Data records:
□ □ □ □ □ □ □
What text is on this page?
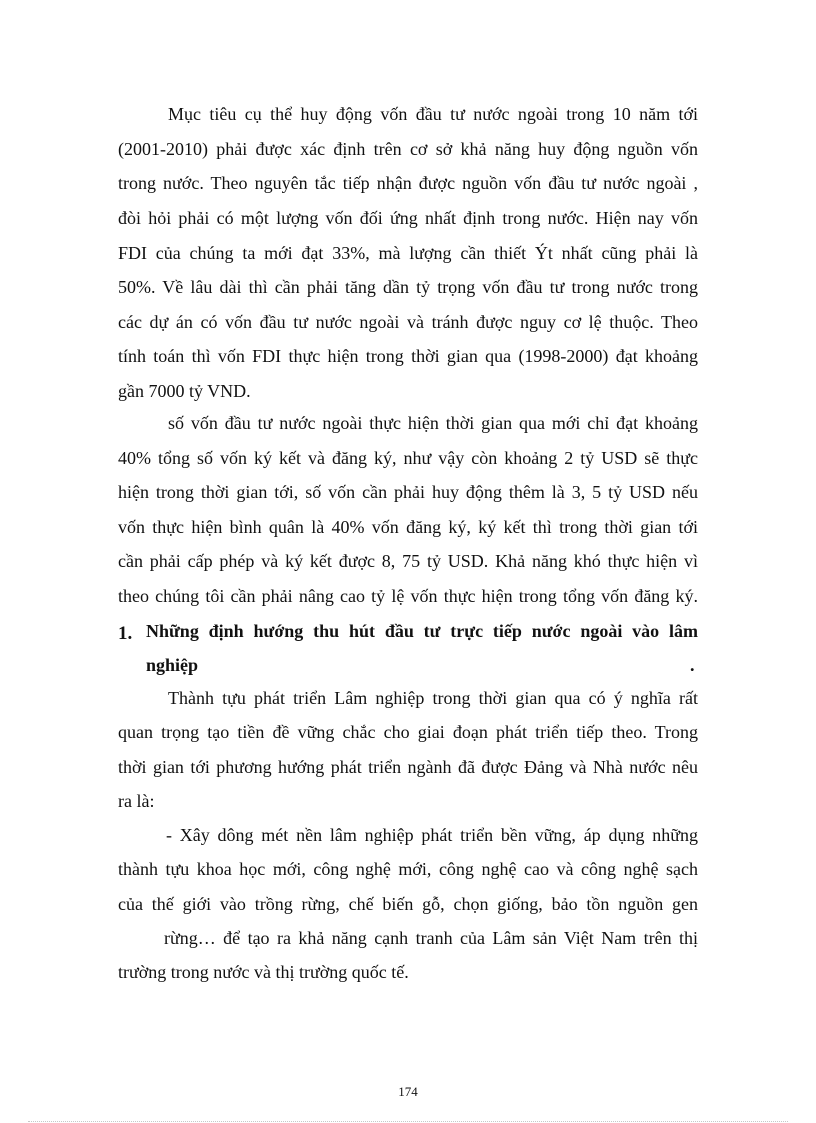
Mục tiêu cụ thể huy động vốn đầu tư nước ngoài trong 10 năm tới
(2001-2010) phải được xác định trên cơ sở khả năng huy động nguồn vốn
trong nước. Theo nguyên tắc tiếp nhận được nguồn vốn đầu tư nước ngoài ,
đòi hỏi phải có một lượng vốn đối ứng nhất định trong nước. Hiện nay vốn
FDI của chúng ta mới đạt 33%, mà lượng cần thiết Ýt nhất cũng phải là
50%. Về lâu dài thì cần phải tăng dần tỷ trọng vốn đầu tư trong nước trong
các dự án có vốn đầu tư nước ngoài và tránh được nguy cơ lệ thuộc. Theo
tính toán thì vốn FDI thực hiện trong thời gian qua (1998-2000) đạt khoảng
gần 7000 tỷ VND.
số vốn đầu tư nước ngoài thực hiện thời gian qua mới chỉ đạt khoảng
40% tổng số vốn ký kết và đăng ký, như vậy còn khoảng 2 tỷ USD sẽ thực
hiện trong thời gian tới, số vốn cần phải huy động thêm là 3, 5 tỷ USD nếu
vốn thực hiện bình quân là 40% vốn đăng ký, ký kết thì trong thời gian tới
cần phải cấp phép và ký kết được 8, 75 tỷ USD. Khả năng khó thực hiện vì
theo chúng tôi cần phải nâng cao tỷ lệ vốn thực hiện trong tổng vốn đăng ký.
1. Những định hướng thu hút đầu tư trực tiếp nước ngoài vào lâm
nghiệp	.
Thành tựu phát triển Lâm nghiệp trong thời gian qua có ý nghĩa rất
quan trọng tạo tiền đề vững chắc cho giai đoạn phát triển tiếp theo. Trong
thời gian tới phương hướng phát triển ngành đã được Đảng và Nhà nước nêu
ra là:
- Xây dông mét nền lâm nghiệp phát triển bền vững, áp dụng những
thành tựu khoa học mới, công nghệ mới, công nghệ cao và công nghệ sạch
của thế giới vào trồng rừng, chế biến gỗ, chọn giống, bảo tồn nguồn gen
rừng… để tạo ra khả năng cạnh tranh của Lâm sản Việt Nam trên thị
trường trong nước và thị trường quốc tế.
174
□ □ □ □ □ □ □
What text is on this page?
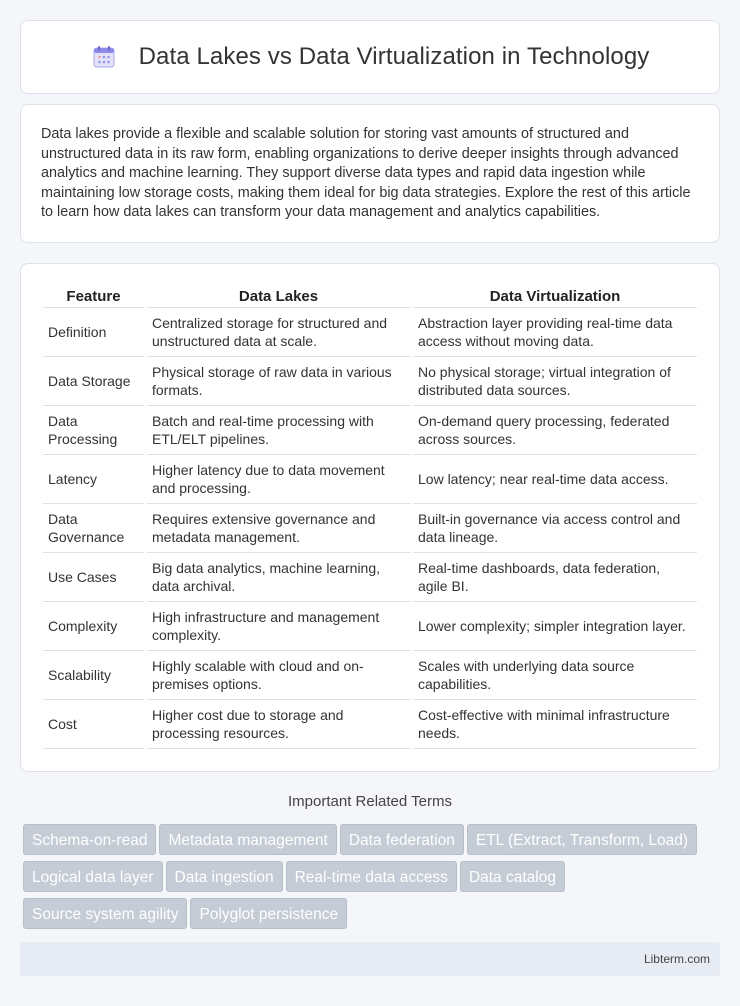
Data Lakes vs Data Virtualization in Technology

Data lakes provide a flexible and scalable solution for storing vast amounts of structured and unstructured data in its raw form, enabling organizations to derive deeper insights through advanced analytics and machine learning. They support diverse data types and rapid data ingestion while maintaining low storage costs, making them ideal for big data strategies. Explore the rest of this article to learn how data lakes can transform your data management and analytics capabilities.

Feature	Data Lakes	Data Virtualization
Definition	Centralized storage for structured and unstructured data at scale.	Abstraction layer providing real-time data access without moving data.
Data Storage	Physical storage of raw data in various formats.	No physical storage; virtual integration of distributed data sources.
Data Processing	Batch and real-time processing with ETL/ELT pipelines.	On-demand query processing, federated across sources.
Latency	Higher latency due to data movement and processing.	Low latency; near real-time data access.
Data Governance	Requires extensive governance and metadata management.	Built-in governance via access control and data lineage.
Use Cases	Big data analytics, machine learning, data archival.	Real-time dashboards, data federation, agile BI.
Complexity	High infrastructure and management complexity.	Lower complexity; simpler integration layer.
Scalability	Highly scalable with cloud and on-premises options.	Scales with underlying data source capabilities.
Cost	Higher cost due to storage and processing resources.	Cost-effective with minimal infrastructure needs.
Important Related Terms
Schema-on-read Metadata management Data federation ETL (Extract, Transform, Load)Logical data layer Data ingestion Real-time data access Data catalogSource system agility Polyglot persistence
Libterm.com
□ □ □ □ □ □ □
DIRECTIVE: Which lines in the data above contain "capabilities"? Show each one.

FINAL RESULT:
Data lakes provide a flexible and scalable solution for storing vast amounts of structured and unstructured data in its raw form, enabling organizations to derive deeper insights through advanced analytics and machine learning. They support diverse data types and rapid data ingestion while maintaining low storage costs, making them ideal for big data strategies. Explore the rest of this article to learn how data lakes can transform your data management and analytics capabilities.
Scalability	Highly scalable with cloud and on-premises options.	Scales with underlying data source capabilities.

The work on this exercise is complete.